Supplied text -
--- --- ---

The thing is, persistence. Take pup outside every half hour or so, if he pees, yay! Lots of treats, praise. When he’s inside, watch him. The moment he circles, scoop him up and take him out. If you catch him in the act, no telling off (otherwise he’ll just go behind the sofa where you can’t see him), just scoop him up and rush him out. Even if it means he trails pee across the floor and up your arm. With a pup, you need to accept, the first few weeks are spent doing this. If you don’t want puddles, life does not go on as before. You have to be a full time puppy watcher.

At night, if you want sleep, have him in your room. He’s a baby and missing mum and his brothers and sisters. Dogs are sociable animals by nature. Take him out last thing for peeing. Set your alarm for say 2am or 3am. Carry him outside to pee.

It’s worse than a new baby. It really is. But the sleepless nights is over much more quickly.

nellieellie · 18/01/2019 15:02

Aargh meant to add. Always also take outside for a pee - after meals, after he wakes from a sleep, and after play...l

Mckenzc · 15/08/2019 21:39

Hi Babadeo, I’m in exactly the same situation. I feel like I have made the biggest mistake getting my pug pup. So up and down with knowing what to do. Everyone says give him a chance it gets easier, but when? I see your post was back in January. How are you doing now?

raspberryk · 19/08/2019 07:36

We got a pee post and take our 9 week old right too it every time, she goes straight away and hasn't had an accident yet.
We have her sleeping in our room and she wakes once or twice, whines to go out and goes back to sleep.
We bought puppy pads as that's what they used at the breeder but she prefers outside.
Have you tried the puppy pad technique which you can move closer to the door and then outside?

--- --- ---

Problems and tasks -
1. Can you update the stretch from "We got a pee" through "back to sleep." in the puppy-training thread, replacing "pee post" with "potty spot"?
2. Answer these from the puppy-training thread:
(a) What times does it suggest setting a night alarm for?
(b) Besides after meals, when else should the pup always be taken out for a pee?
(c) How old is the puppy that raspberryk describes?
The lines have nothing to do with the puppy-training thread.

The data -
--- --- ---

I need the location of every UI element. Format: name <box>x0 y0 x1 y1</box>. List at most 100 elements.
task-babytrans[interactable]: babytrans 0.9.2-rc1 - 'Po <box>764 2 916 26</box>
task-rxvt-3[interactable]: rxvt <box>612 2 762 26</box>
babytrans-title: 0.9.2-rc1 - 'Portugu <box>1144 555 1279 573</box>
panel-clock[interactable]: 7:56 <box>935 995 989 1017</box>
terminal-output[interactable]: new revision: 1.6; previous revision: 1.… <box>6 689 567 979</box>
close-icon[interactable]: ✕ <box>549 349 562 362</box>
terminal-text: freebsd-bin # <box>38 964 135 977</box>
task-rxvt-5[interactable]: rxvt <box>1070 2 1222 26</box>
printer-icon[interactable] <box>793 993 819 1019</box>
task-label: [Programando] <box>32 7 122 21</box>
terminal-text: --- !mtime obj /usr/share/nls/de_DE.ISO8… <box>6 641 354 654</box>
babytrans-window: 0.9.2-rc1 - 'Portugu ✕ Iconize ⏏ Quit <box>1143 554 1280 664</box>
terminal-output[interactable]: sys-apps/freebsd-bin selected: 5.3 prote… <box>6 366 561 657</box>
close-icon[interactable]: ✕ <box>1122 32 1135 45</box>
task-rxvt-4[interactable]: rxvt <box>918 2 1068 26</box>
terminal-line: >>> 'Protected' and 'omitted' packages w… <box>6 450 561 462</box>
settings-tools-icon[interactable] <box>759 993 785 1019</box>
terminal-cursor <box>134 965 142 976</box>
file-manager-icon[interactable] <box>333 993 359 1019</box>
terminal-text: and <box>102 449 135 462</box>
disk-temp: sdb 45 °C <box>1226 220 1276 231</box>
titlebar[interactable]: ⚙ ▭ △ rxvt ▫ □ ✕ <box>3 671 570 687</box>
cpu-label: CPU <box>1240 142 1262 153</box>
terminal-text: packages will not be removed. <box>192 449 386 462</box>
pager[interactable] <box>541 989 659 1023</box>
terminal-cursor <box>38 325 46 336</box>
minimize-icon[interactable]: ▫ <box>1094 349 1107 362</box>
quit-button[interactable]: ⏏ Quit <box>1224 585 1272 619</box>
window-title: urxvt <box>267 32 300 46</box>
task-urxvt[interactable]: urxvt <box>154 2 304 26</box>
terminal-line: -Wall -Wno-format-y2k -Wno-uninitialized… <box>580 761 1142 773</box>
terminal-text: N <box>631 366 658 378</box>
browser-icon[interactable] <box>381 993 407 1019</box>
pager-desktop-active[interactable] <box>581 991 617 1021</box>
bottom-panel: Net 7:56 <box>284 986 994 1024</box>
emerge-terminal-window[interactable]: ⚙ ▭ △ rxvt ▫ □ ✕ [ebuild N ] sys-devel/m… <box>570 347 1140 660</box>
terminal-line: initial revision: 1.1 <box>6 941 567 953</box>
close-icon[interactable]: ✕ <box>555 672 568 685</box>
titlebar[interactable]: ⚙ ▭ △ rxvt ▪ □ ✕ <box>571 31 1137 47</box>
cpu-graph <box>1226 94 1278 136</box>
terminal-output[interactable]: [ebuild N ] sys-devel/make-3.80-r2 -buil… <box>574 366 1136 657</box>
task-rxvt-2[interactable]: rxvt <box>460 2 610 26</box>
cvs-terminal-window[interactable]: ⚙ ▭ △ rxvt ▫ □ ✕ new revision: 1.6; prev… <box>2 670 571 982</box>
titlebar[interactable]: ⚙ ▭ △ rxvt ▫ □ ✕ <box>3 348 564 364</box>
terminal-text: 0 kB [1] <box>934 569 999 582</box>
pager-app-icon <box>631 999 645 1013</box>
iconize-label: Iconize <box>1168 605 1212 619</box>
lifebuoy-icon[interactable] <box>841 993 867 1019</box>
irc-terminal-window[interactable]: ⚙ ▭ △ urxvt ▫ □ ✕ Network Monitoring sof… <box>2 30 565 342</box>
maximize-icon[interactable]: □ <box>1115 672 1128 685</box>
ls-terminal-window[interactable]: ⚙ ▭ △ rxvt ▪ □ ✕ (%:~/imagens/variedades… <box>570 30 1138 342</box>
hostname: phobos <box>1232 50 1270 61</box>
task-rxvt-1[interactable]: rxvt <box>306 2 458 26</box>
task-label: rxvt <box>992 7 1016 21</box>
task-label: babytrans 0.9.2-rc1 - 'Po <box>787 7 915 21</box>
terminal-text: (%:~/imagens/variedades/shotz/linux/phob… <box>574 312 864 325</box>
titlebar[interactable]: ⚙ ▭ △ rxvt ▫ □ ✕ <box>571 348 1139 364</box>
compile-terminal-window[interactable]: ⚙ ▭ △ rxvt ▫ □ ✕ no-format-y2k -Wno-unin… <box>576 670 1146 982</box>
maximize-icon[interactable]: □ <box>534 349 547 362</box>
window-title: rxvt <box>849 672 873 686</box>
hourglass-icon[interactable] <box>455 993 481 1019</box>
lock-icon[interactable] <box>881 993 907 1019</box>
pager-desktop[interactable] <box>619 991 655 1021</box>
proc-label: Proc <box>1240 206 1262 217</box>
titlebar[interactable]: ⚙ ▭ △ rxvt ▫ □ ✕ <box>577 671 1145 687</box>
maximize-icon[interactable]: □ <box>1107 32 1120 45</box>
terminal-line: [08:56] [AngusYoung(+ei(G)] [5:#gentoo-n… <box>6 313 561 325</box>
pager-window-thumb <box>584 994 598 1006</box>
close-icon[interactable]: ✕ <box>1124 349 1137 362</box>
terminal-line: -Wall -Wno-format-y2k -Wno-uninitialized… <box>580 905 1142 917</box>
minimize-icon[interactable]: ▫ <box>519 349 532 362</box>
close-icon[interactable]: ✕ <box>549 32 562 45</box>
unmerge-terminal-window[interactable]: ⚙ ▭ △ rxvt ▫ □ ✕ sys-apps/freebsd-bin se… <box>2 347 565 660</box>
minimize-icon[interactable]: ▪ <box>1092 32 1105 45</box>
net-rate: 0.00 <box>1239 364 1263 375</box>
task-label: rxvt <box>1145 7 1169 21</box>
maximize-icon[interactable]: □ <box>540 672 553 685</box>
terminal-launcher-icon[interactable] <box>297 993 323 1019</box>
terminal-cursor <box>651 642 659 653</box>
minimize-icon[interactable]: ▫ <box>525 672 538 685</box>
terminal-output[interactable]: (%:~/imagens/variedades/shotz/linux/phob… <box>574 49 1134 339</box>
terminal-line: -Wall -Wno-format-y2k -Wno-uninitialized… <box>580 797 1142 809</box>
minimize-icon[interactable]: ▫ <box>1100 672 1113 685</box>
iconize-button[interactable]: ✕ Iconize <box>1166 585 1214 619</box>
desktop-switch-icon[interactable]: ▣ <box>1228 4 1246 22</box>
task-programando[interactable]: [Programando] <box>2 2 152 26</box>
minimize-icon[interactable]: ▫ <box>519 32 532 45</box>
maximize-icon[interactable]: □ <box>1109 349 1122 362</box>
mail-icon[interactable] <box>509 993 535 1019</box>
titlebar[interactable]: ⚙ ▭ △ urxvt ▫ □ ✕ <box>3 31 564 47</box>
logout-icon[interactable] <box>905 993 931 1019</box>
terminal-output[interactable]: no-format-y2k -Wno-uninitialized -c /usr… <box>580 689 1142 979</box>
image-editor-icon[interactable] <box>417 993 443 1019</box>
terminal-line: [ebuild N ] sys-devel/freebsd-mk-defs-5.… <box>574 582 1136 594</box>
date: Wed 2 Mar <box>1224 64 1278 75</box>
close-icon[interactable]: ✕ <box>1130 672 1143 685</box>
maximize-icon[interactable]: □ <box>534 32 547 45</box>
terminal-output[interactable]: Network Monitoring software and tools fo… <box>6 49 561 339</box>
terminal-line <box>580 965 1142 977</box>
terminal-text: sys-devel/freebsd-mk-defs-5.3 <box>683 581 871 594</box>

--- --- ---

Exercise results -
1.
We got a potty spot and take our 9 week old right too it every time, she goes straight away and hasn't had an accident yet.
We have her sleeping in our room and she wakes once or twice, whines to go out and goes back to sleep.

2.
(a) 2am or 3am.
(b) After he wakes from a sleep and after play.
(c) 9 weeks old.